>> begin Records provided

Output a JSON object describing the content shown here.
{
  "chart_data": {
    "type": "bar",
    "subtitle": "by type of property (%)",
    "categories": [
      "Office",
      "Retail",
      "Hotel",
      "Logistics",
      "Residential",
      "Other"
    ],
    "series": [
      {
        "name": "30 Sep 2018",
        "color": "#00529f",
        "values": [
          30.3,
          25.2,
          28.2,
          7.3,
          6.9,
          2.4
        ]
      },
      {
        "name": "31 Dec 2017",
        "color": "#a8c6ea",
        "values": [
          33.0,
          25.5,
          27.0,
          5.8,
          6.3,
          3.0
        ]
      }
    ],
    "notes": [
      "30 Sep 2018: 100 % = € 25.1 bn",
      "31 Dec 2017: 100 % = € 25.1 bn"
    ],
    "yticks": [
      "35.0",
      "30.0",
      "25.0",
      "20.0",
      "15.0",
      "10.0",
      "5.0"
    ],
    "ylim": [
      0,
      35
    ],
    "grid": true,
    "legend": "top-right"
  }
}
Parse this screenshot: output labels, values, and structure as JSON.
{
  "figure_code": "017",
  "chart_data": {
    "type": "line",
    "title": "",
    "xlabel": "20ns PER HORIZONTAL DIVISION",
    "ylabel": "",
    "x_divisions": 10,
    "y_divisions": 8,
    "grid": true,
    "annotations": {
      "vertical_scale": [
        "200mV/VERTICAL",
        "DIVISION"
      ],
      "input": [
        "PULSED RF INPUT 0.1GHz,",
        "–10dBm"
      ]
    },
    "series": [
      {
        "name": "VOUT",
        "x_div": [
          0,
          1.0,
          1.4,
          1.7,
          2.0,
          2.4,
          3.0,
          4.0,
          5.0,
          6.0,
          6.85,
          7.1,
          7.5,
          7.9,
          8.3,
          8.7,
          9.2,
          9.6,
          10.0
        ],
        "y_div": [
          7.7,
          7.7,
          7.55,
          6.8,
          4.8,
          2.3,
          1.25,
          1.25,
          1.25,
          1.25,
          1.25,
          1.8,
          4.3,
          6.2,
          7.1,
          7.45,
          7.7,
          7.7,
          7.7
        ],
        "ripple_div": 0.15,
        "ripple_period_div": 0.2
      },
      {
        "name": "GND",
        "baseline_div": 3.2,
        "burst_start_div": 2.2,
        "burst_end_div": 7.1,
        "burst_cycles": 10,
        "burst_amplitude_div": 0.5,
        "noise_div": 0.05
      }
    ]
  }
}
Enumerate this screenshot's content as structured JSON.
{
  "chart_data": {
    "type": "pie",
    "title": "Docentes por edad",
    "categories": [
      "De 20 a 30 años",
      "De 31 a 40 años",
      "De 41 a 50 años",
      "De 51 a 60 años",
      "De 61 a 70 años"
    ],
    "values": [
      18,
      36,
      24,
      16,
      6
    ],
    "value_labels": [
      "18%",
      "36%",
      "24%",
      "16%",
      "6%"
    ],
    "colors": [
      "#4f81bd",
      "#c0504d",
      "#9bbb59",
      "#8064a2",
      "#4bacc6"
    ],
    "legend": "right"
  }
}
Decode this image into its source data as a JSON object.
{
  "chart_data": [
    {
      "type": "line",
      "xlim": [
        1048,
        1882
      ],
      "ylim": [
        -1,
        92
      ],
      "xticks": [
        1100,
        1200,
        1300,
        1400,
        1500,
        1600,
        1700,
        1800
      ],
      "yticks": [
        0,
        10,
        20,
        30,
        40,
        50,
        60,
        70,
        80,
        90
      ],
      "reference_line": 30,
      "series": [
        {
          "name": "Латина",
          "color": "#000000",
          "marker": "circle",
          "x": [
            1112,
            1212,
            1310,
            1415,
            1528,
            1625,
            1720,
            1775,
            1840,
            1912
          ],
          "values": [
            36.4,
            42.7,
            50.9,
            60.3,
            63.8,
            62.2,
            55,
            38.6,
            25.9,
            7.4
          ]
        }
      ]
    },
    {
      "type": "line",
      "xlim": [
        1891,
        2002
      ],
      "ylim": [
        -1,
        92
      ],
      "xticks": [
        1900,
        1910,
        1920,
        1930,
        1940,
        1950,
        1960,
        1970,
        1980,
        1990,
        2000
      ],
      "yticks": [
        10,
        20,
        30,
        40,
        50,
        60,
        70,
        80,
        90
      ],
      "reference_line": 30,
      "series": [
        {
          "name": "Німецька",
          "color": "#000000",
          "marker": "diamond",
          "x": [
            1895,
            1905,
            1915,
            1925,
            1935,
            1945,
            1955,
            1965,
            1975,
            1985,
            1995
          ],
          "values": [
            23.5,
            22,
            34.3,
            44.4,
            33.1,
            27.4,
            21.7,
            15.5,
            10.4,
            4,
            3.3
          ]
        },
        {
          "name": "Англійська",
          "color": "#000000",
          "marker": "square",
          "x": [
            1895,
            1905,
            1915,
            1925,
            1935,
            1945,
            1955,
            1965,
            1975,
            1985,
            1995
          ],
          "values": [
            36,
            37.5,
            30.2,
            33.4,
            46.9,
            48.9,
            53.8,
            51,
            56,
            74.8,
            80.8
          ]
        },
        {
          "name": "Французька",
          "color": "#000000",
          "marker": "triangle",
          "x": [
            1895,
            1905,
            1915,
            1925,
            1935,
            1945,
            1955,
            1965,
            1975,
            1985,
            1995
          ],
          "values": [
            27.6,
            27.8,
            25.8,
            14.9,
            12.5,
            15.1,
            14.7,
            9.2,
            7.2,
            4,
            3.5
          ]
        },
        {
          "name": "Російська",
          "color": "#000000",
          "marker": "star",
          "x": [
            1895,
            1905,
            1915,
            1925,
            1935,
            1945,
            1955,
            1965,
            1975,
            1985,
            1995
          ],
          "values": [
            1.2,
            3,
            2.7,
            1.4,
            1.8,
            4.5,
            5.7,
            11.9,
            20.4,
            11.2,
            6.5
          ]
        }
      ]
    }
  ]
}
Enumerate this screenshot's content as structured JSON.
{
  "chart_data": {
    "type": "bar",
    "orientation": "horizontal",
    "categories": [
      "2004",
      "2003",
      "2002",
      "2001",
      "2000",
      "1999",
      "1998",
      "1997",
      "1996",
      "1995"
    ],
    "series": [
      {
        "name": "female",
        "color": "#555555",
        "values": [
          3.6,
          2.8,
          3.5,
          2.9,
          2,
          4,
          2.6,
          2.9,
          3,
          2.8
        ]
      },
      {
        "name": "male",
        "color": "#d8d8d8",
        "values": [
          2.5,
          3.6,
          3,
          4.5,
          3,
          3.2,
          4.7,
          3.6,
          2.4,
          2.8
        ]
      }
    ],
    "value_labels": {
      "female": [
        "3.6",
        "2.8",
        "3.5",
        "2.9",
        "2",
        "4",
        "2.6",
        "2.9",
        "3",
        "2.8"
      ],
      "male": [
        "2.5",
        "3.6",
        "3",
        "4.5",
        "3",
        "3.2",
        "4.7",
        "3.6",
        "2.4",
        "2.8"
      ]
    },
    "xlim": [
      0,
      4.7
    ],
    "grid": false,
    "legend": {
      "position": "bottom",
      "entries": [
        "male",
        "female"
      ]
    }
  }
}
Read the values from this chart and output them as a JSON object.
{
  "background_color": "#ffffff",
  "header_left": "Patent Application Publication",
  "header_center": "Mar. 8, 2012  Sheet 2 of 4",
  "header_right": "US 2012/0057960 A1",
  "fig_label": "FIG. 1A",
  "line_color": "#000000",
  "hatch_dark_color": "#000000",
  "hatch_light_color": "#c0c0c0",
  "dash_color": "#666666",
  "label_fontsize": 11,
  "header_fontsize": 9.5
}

>> end Records provided

Your instructions
Filter out every line that lacks the word "type", and copy the rest.

In response
    "type": "bar",
    "subtitle": "by type of property (%)",
    "type": "line",
    "type": "pie",
      "type": "line",
      "type": "line",
    "type": "bar",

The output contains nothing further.